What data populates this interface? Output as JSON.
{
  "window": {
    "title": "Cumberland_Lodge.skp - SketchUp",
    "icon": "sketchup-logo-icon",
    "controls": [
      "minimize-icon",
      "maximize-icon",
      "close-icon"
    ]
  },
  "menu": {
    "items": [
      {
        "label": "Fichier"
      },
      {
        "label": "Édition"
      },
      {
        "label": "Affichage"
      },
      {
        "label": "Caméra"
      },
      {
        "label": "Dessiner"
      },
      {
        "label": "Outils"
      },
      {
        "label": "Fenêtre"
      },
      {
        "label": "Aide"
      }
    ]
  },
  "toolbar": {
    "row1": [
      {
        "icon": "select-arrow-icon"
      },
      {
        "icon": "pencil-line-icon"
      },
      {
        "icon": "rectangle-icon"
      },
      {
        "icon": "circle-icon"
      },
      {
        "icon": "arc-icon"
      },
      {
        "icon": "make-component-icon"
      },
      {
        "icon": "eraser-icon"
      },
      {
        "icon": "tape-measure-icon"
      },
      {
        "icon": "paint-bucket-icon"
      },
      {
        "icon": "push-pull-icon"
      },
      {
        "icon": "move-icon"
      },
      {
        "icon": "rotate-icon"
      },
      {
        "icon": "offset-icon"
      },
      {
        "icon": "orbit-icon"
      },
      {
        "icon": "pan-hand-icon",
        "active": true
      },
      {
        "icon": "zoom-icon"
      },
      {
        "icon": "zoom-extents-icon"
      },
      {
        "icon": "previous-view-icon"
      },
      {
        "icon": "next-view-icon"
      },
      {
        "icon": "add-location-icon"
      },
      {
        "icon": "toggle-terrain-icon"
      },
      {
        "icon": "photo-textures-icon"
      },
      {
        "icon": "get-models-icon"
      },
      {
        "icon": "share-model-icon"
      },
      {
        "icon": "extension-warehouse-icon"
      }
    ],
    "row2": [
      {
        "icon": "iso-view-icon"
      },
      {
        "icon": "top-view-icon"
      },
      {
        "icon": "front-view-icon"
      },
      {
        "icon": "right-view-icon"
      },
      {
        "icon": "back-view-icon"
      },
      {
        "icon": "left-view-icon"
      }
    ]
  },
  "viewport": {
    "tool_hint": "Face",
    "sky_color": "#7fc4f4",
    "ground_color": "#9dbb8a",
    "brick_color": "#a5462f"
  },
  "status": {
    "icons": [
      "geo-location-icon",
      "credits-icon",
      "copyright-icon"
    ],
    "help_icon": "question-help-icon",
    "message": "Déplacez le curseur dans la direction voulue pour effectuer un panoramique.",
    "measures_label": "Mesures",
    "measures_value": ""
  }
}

**Required work**.
Return every line above in which the string "location" occurs.

**Answer to the task**.
        "icon": "add-location-icon"
      "geo-location-icon",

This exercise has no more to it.